== Input ==

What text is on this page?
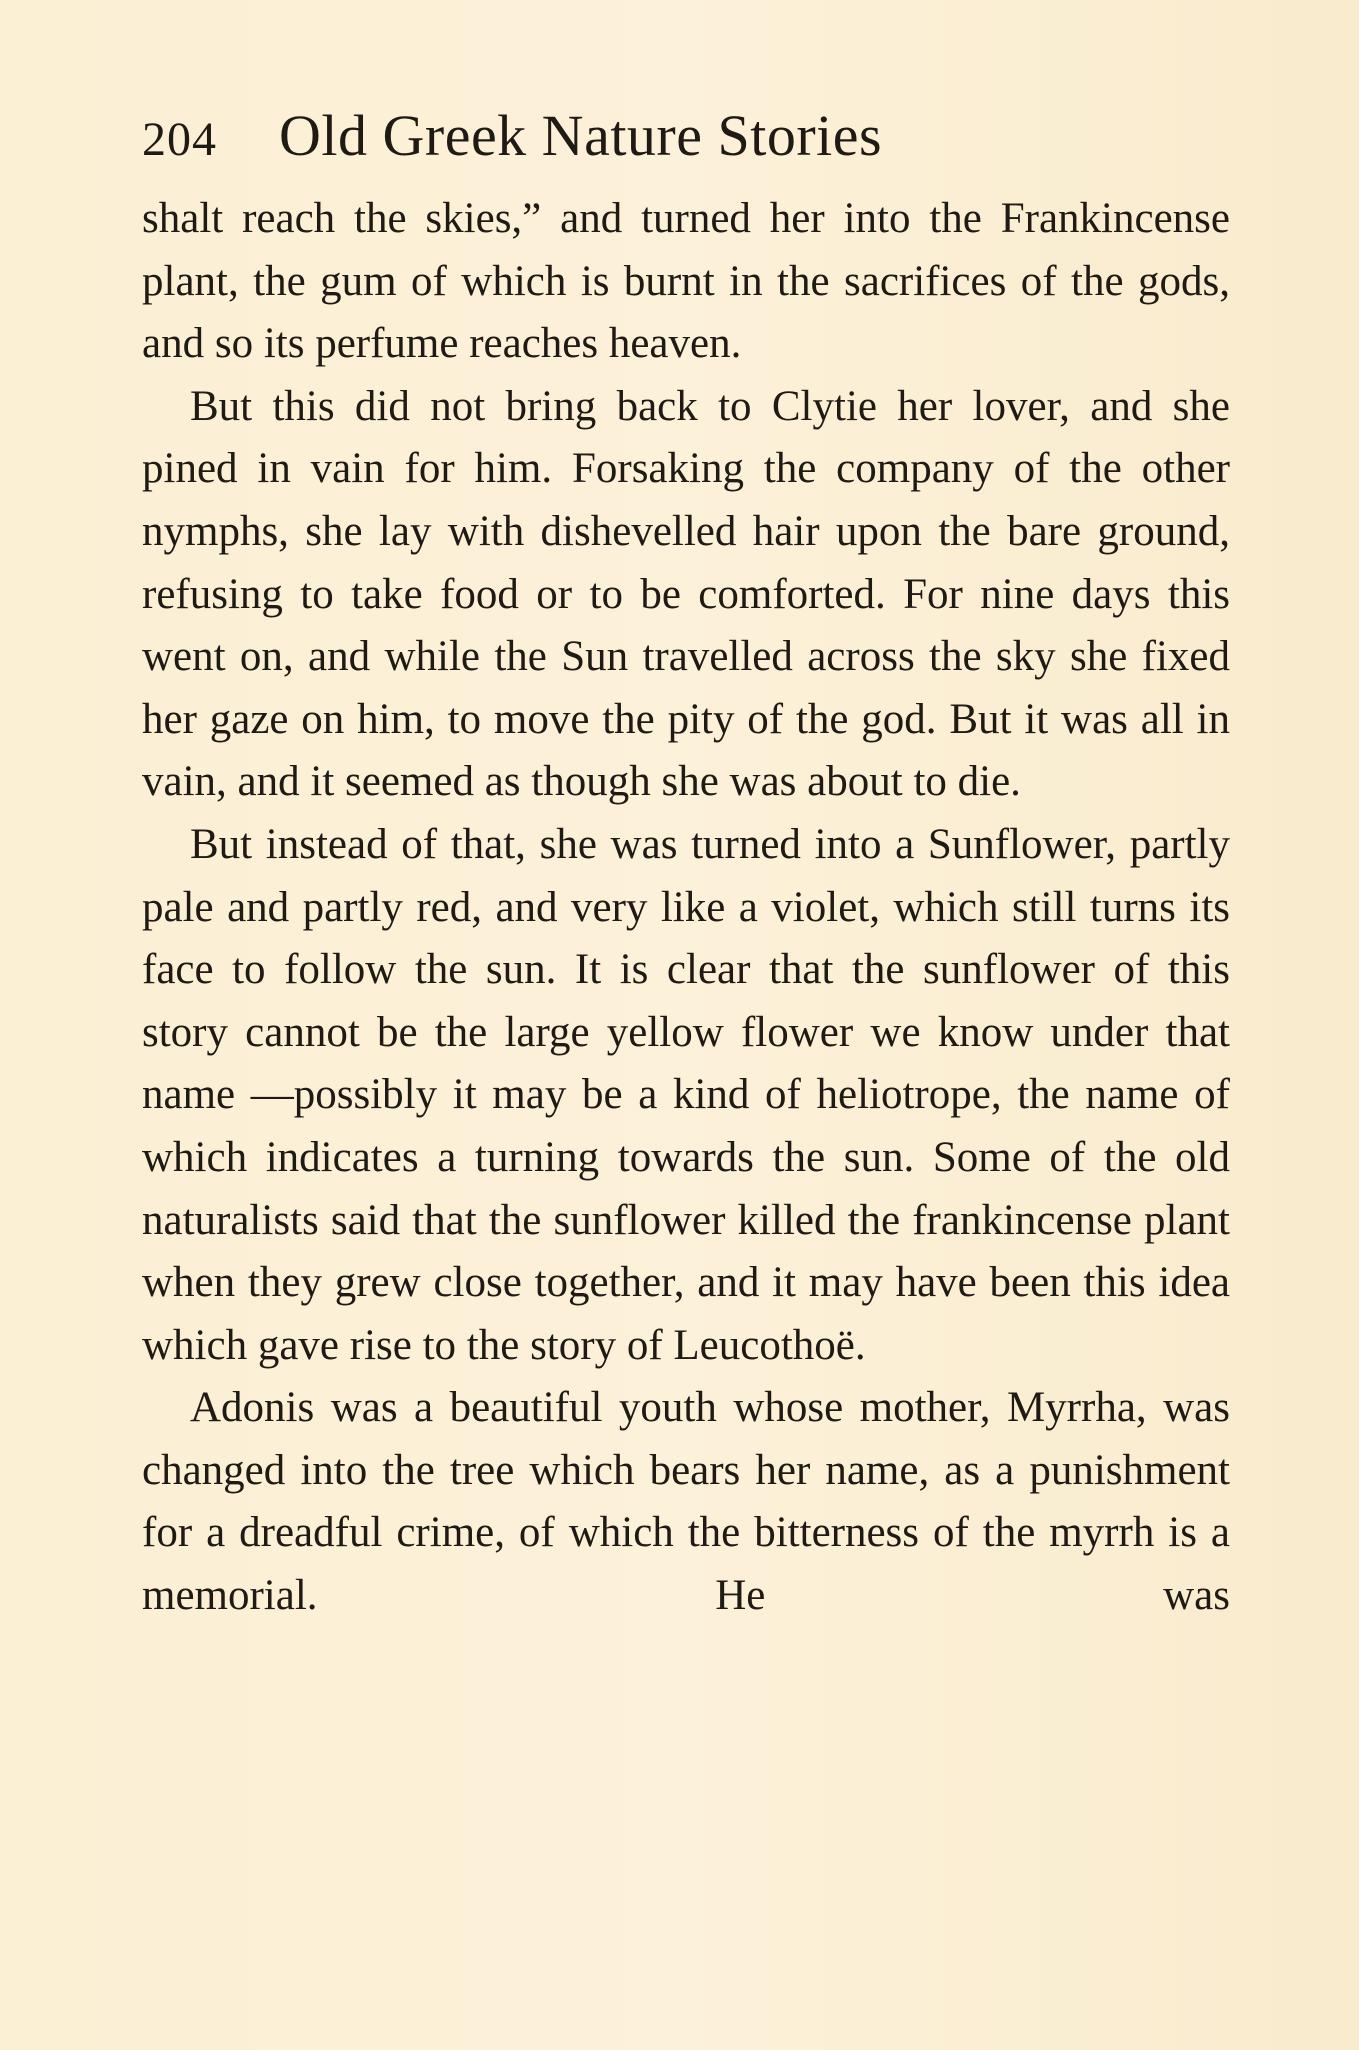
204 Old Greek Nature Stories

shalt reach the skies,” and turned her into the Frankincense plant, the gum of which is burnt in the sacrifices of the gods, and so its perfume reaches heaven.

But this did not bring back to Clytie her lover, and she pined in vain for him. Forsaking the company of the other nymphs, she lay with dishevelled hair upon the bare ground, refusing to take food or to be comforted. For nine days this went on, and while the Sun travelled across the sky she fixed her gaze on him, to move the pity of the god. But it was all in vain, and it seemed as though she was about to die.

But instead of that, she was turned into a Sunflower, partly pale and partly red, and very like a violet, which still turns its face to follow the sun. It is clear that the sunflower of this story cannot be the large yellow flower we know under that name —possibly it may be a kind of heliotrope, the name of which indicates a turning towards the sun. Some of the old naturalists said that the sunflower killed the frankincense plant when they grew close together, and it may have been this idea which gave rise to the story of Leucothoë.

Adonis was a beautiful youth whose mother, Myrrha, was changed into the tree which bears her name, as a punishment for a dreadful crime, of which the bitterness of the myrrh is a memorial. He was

===
== Input ==

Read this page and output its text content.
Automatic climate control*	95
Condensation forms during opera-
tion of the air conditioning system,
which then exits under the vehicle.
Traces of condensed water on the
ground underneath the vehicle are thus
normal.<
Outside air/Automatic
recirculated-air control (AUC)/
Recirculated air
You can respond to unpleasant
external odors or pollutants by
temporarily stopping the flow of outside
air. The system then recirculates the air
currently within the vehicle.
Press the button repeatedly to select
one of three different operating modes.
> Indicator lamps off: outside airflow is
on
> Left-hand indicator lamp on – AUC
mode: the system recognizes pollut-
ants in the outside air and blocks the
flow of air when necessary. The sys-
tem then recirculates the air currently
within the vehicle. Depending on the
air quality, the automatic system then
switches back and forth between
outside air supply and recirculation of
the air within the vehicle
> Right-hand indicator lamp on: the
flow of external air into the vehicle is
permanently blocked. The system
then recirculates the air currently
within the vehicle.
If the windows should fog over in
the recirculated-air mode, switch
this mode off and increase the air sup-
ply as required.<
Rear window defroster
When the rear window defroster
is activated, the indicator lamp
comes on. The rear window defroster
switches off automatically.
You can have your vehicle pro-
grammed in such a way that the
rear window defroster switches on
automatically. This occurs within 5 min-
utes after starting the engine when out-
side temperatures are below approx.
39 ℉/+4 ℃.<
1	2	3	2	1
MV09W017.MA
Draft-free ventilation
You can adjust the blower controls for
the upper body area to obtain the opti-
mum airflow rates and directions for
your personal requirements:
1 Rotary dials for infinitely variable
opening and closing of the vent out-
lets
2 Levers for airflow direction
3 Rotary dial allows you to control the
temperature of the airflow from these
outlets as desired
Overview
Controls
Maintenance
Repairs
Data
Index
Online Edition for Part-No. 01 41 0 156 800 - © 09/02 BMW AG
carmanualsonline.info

===
== Input ==

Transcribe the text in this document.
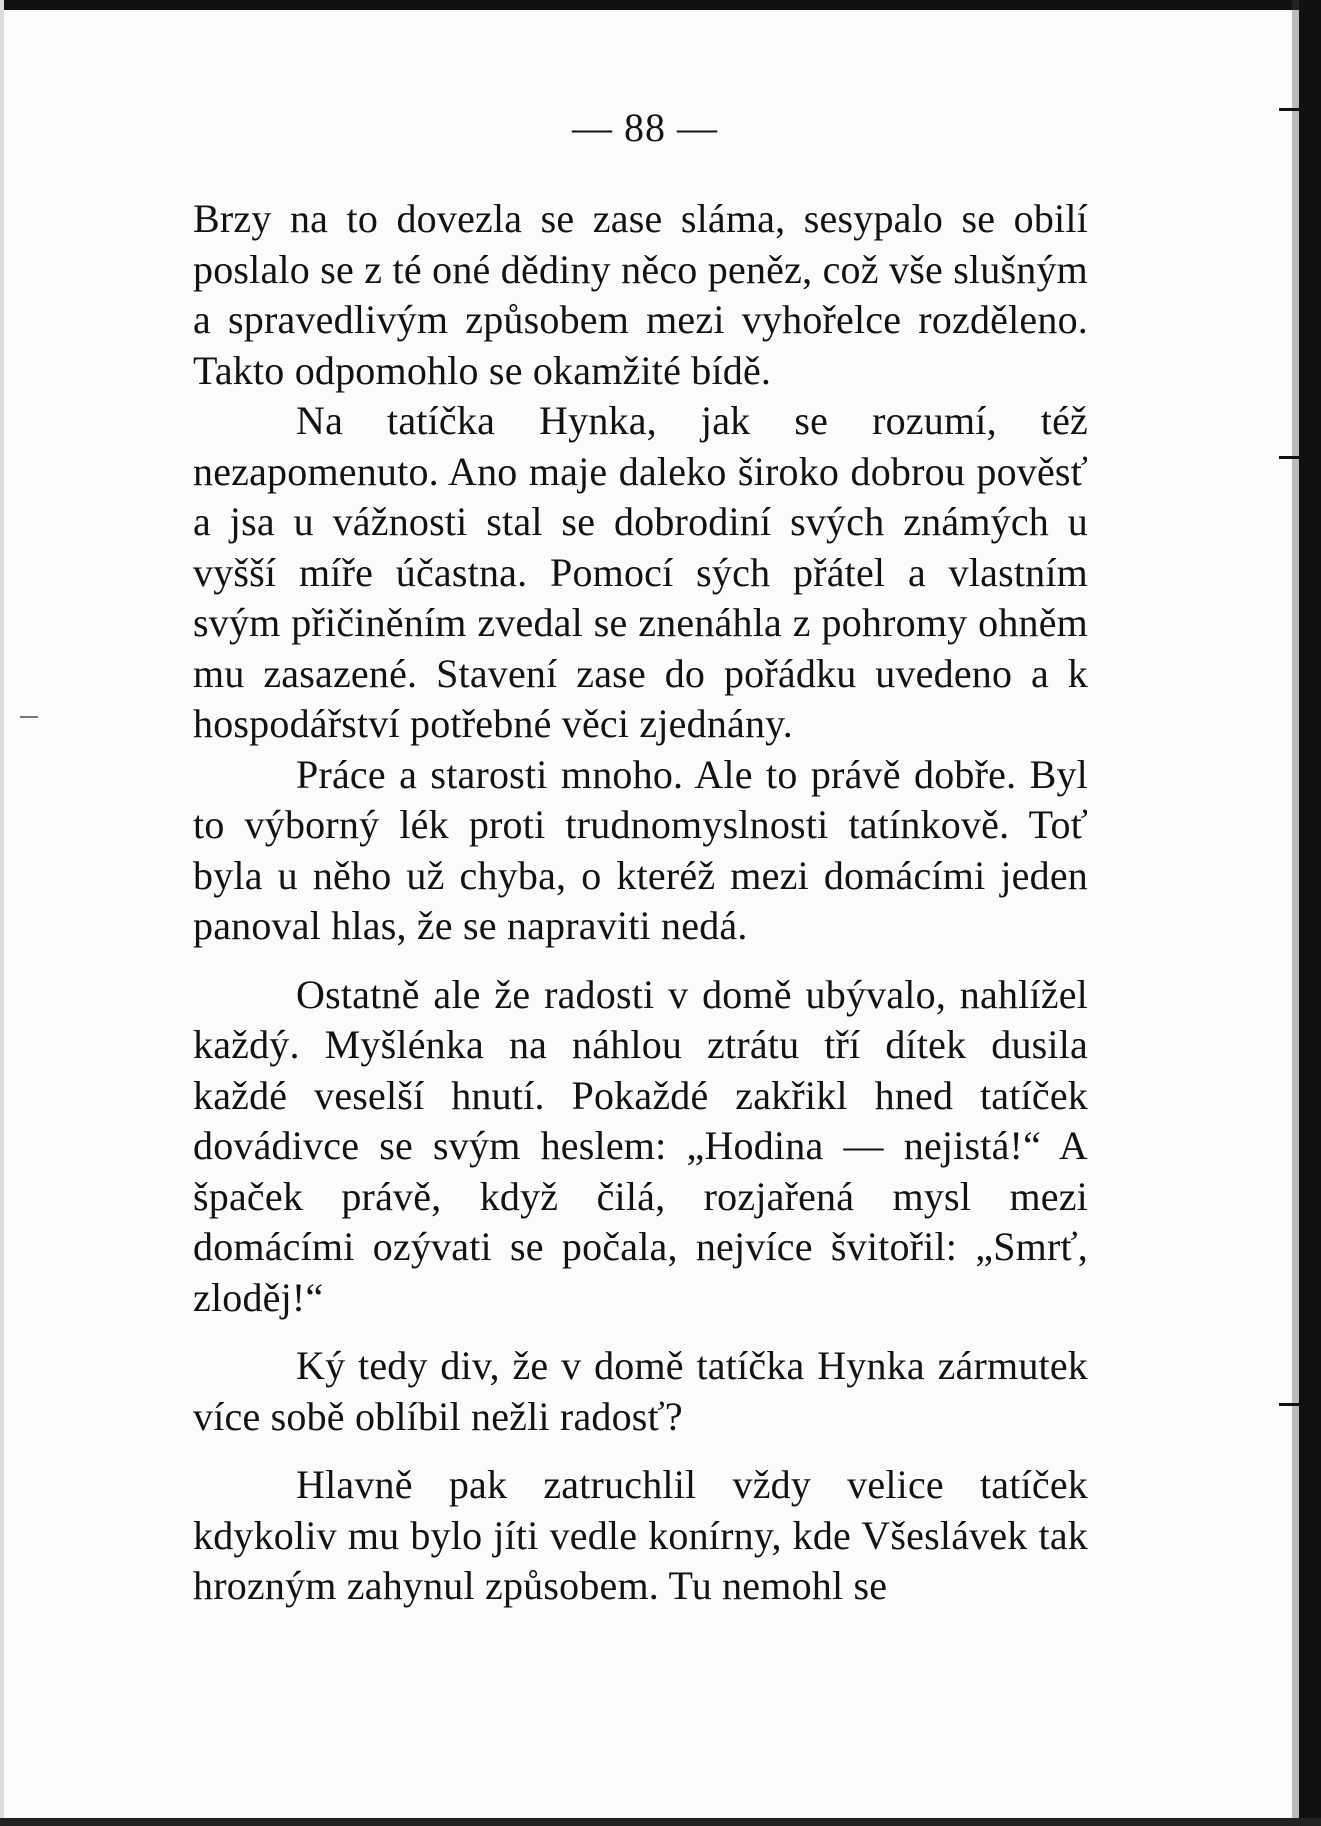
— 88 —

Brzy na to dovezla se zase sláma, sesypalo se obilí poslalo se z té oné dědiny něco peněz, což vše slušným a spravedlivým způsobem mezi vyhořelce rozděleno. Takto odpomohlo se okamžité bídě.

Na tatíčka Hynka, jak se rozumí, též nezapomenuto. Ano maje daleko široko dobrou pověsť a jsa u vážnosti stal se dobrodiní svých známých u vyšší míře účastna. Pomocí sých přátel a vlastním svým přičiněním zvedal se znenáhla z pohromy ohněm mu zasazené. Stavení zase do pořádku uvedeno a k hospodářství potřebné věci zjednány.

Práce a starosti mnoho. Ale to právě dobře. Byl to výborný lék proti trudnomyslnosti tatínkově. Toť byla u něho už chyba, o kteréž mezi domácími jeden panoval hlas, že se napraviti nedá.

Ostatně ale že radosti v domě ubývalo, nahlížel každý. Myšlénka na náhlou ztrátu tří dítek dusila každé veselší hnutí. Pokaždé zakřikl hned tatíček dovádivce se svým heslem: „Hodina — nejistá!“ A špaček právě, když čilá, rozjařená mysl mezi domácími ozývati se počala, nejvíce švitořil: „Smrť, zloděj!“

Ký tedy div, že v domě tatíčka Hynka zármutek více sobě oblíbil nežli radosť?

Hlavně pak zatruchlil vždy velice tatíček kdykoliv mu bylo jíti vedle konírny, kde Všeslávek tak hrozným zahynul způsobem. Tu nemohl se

===

### Given instruction
Collect the lines of the records that include the string "external".

### Finished answer
external odors or pollutants by
flow of external air into the vehicle is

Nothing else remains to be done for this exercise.